Page text:
Introductory Lecture by Marleen Keyaerts - Brussels, Belgium

This talk provides an overview of state-of-the-art research and refers to the following presentations selected from abstract submissions.

4:20 PM PS-08-2

Discriminating Radiation Necrosis from Recurrent Tumor with [18F]PARPi and Amino Acid PET in Mouse Models (#516)

P. L. Donabedian1, S. Kossatz1, B. Carney1, 2, J. A. Engelbach3, 4, S. A. Jannetti2, 1, W. Weber1, J. Garbow3, 4, T. Reiner1

1 Memorial Sloan-Kettering Cancer Center, Radiology, New York, New York, United States of America
2 Graduate Center of the City University of New York, Ph.D Program in Chemistry, New York, New York, United States of America
3 Washington University, Radiology, St. Louis, Missouri, United States of America
4 Washington University, Alvin J. Siteman Cancer Center, St. Louis, Missouri, United States of America

Introduction

Radiation necrosis can appear similar to recurrent tumor on standard imaging. Current algorithms for this differential diagnosis require one or more follow-up imaging studies, long dynamic acquisitions, or complex image postprocessing. The best PET imaging protocol available for this setting is amino acid PET, which has not seen widespread adoption in the clinical environment. Using mouse models of both glioblastoma and radiation necrosis, we tested the potential of poly(ADP-ribose) polymerase (PARP)-targeted PET imaging with [18F]PARPi to better discriminate radiation necrosis from tumor.

Methods

The mouse model of radiation necrosis was generated by 60-Gy stereotactic irradiation of the left cerebral hemisphere. The glioblastoma mouse model was generated by intracranial injection of U251 MG cells.  PARP1 expression of both models was determined using immunohistochemistry. We chose [18F]Fluoroethyltyrosine ([18F]FET) as an amino acid PET tracer.  Both tracers were synthesized using cyclotron-produced fluorine-18, and DCE-MR and PET/CT imaging carried out on paired cohorts of mice. Analysis of PET data was carried out to quantify differences in tracer uptake in lesioned and contralateral brain regions between [18F]FET-PET and [18F]PARPi-PET in both glioblastoma and radiation necrosis mice.

Data under study:
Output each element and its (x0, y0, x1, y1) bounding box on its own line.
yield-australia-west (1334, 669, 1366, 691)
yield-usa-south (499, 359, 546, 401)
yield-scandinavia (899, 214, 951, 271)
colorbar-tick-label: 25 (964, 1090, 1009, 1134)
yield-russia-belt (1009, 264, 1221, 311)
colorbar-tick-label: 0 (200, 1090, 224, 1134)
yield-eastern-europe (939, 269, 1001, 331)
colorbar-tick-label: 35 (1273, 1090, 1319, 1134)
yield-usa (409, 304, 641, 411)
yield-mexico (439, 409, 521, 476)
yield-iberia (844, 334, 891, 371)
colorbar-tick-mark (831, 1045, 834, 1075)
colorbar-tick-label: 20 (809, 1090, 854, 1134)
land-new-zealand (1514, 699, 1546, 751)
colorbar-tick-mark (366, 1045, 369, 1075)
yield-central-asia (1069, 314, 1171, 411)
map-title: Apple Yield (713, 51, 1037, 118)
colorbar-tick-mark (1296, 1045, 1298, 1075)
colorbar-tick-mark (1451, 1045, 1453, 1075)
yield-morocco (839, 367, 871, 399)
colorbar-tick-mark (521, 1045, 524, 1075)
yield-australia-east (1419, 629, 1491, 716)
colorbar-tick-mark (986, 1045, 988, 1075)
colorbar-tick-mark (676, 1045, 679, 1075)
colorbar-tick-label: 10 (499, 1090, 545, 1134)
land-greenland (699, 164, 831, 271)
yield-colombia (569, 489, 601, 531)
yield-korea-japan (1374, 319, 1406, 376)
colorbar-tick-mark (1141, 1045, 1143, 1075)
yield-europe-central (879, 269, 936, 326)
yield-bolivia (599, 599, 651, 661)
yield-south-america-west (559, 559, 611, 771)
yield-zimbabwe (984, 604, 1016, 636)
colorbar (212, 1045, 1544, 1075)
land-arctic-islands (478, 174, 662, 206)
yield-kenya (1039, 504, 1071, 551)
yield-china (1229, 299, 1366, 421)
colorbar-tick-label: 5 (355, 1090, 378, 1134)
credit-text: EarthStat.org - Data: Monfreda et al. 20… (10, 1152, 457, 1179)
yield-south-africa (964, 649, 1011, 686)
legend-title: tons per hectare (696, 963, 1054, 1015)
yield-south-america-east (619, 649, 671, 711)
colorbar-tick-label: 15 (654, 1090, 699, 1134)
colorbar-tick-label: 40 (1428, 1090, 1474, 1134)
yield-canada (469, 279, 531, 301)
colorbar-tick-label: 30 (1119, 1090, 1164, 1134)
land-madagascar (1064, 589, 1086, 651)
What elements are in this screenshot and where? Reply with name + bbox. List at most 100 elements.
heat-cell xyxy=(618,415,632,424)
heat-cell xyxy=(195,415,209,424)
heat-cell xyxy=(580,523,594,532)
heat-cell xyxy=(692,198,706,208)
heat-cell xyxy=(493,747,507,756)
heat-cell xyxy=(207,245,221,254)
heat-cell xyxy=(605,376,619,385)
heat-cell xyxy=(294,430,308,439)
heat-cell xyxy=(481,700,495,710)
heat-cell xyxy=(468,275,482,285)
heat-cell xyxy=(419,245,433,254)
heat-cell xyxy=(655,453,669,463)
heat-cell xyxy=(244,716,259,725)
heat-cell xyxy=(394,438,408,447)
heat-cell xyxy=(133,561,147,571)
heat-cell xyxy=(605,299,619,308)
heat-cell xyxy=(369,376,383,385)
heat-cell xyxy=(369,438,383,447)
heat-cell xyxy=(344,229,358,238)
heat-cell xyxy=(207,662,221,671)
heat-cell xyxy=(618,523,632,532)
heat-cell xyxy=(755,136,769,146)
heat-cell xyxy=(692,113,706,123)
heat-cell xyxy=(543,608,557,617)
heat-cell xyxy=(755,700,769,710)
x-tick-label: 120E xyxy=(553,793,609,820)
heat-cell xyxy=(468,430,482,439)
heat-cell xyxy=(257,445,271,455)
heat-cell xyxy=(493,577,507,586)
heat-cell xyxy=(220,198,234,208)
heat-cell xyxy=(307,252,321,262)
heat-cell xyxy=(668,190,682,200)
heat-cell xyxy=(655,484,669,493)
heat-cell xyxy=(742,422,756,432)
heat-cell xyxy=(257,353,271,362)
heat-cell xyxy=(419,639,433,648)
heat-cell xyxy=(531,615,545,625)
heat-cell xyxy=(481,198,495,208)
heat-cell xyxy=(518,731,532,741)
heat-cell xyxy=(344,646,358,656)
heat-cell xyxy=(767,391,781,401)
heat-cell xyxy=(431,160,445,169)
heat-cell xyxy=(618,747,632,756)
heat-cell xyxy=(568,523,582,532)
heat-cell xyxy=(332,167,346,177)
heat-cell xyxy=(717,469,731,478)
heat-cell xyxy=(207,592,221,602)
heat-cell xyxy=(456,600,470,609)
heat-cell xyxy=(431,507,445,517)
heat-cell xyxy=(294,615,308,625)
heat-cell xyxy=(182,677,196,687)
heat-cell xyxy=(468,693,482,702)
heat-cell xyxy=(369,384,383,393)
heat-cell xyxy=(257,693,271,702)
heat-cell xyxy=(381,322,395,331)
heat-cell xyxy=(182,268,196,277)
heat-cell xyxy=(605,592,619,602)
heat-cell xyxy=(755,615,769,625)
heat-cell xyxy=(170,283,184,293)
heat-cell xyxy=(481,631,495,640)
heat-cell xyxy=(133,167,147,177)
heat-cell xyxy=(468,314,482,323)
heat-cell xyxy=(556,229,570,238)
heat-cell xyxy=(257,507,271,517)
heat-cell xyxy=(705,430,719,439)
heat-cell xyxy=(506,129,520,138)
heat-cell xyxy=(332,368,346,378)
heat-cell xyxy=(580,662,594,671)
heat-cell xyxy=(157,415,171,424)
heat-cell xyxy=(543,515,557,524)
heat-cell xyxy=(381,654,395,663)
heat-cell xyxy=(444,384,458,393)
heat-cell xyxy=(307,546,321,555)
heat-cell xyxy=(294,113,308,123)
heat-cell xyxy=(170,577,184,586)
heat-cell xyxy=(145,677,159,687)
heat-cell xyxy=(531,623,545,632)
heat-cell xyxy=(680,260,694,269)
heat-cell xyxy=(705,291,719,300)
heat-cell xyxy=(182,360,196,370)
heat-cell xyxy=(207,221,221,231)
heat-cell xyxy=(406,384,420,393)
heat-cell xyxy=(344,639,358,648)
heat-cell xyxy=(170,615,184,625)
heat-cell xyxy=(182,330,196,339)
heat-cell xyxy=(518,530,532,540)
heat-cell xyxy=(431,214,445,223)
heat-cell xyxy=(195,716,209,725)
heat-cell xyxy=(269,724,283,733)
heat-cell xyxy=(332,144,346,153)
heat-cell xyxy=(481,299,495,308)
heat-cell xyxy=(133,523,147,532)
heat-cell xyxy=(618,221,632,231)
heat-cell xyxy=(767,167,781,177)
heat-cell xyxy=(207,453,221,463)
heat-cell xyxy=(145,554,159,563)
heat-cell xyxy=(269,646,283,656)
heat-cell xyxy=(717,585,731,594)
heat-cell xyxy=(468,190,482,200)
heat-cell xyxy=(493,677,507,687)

Problem statement: Decide whether each statement agrees with the radiation necrosis abstract, and quote the words that settle it: (a) The glioblastoma mouse model was made by intracranial injection of U251 MG cells. (b) Amino acid PET is widely used in clinical practice. (c) The radiation necrosis model was produced by irradiating the right cerebral hemisphere.

Output of the exercise:
(a) Yes: "The glioblastoma mouse model was generated by intracranial injection of U251 MG cells."
(b) No: "which has not seen widespread adoption in the clinical environment"
(c) No: "60-Gy stereotactic irradiation of the left cerebral hemisphere"